(Direction) Among the lines listed below, count those that include the string "from", and state only the count.

--- begin The records ---

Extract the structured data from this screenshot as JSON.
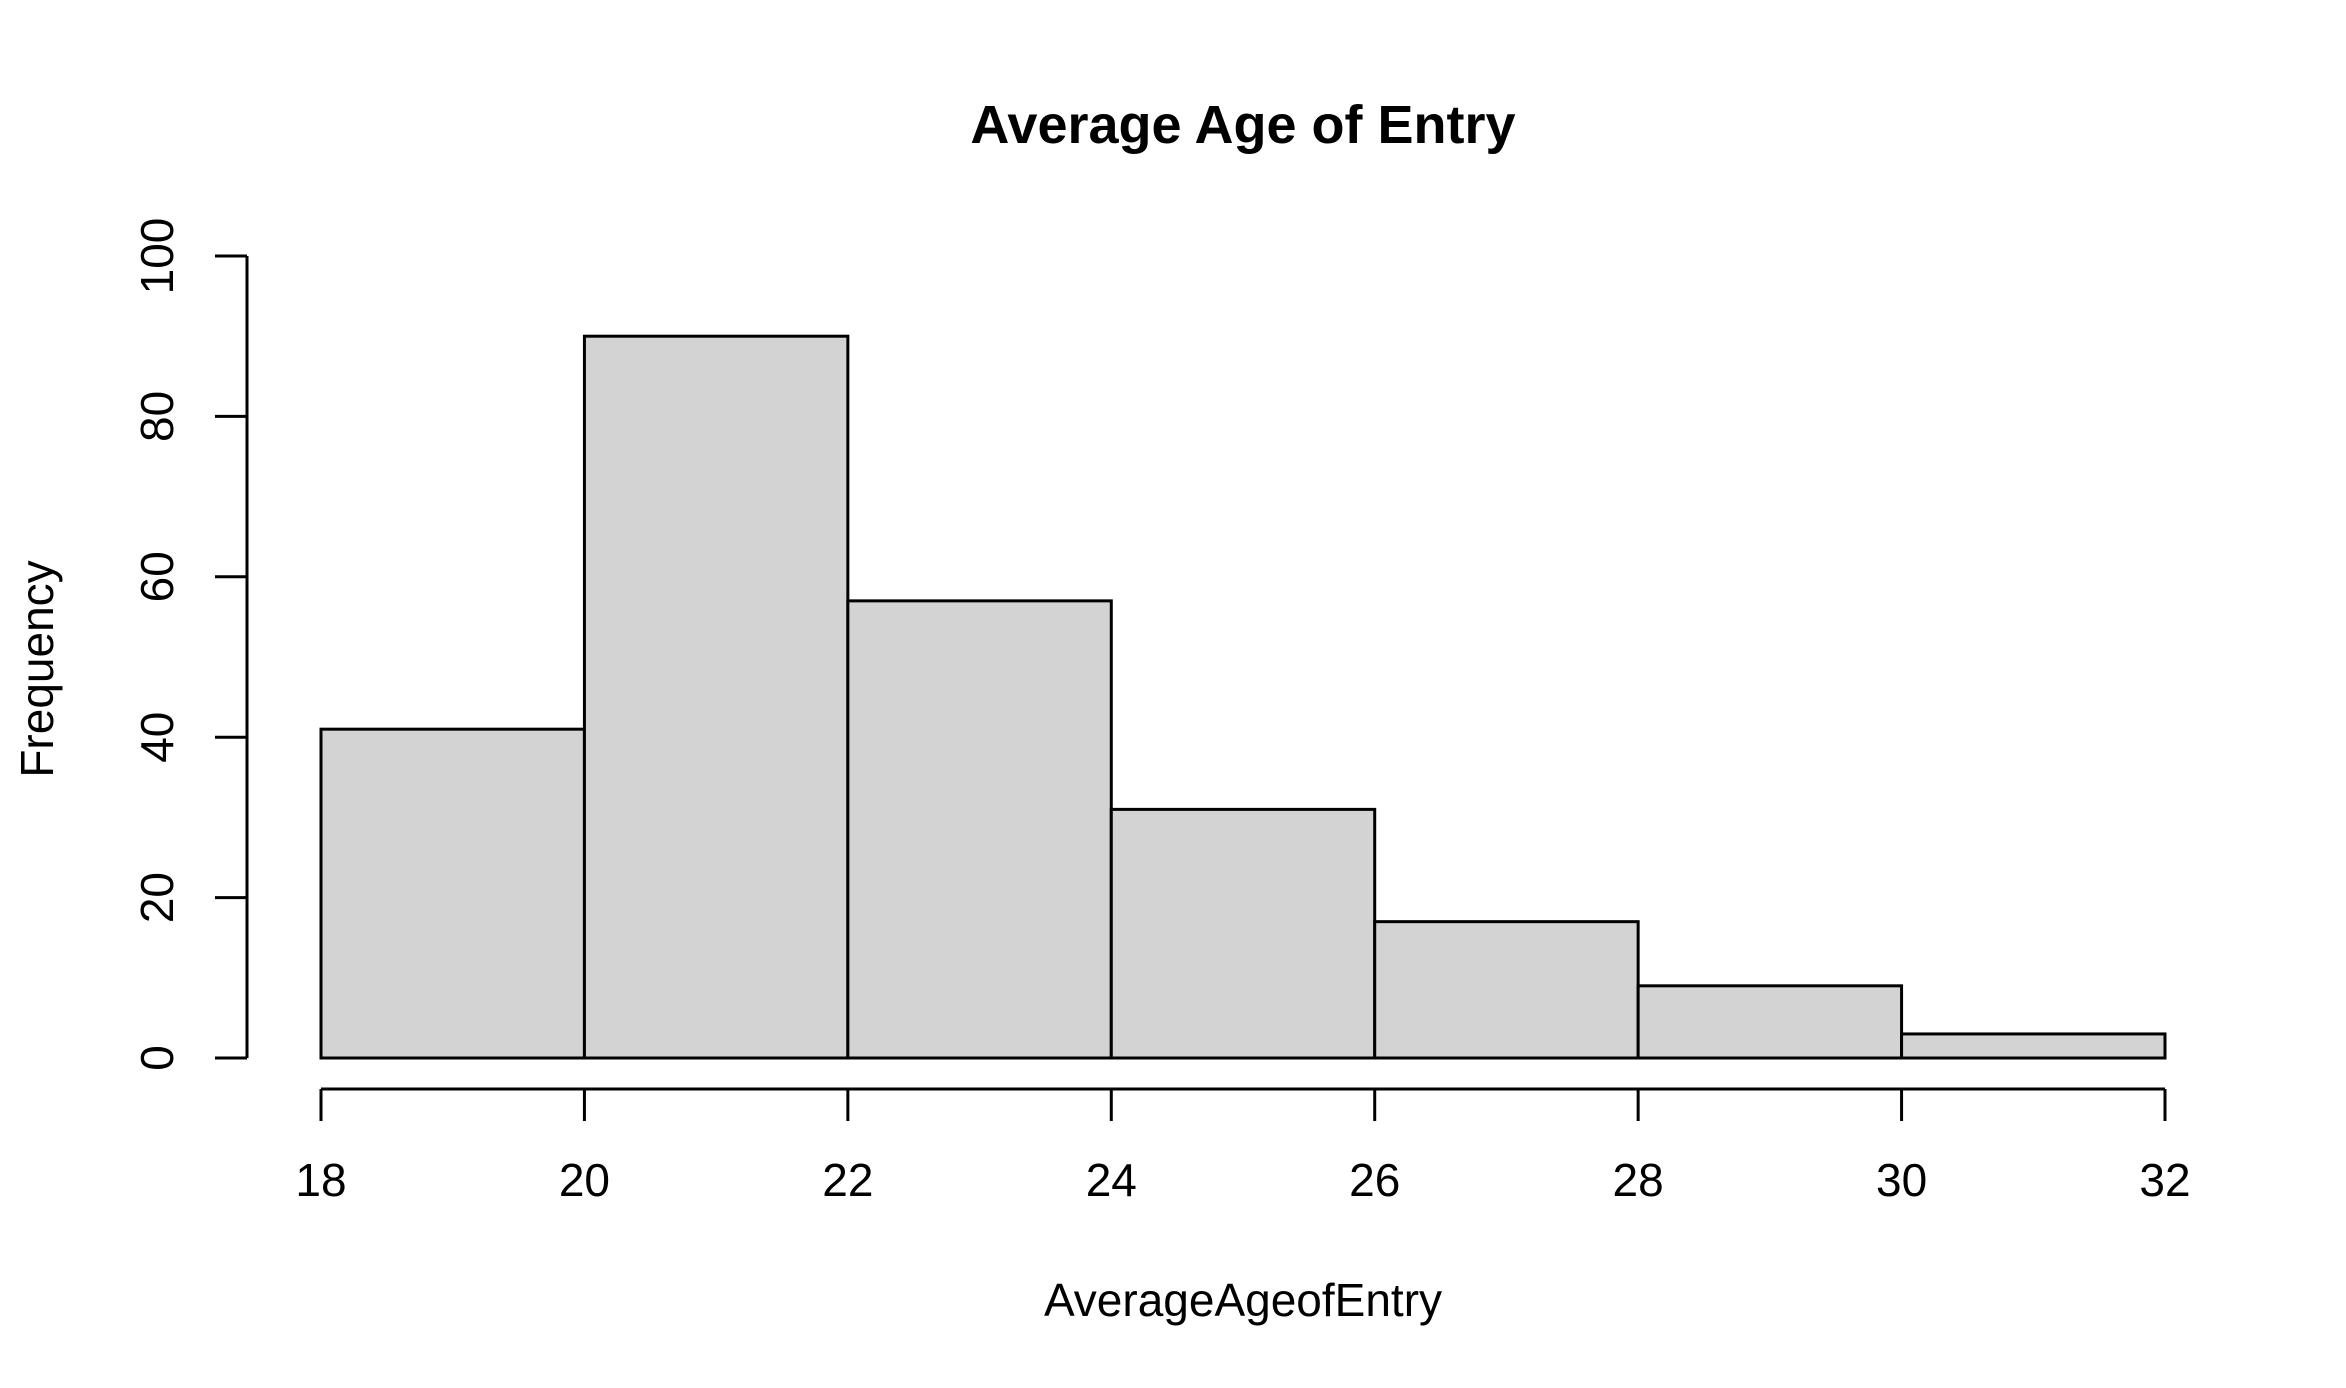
{
  "chart_data": {
    "type": "bar",
    "title": "Average Age of Entry",
    "xlabel": "AverageAgeofEntry",
    "ylabel": "Frequency",
    "bins": [
      {
        "from": 18,
        "to": 20,
        "count": 41
      },
      {
        "from": 20,
        "to": 22,
        "count": 90
      },
      {
        "from": 22,
        "to": 24,
        "count": 57
      },
      {
        "from": 24,
        "to": 26,
        "count": 31
      },
      {
        "from": 26,
        "to": 28,
        "count": 17
      },
      {
        "from": 28,
        "to": 30,
        "count": 9
      },
      {
        "from": 30,
        "to": 32,
        "count": 3
      }
    ],
    "x_ticks": [
      18,
      20,
      22,
      24,
      26,
      28,
      30,
      32
    ],
    "y_ticks": [
      0,
      20,
      40,
      60,
      80,
      100
    ],
    "xlim": [
      18,
      32
    ],
    "ylim": [
      0,
      100
    ],
    "grid": false,
    "bar_color": "#d3d3d3",
    "bar_border_color": "#000000"
  }
}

--- end The records ---

(Task response) 8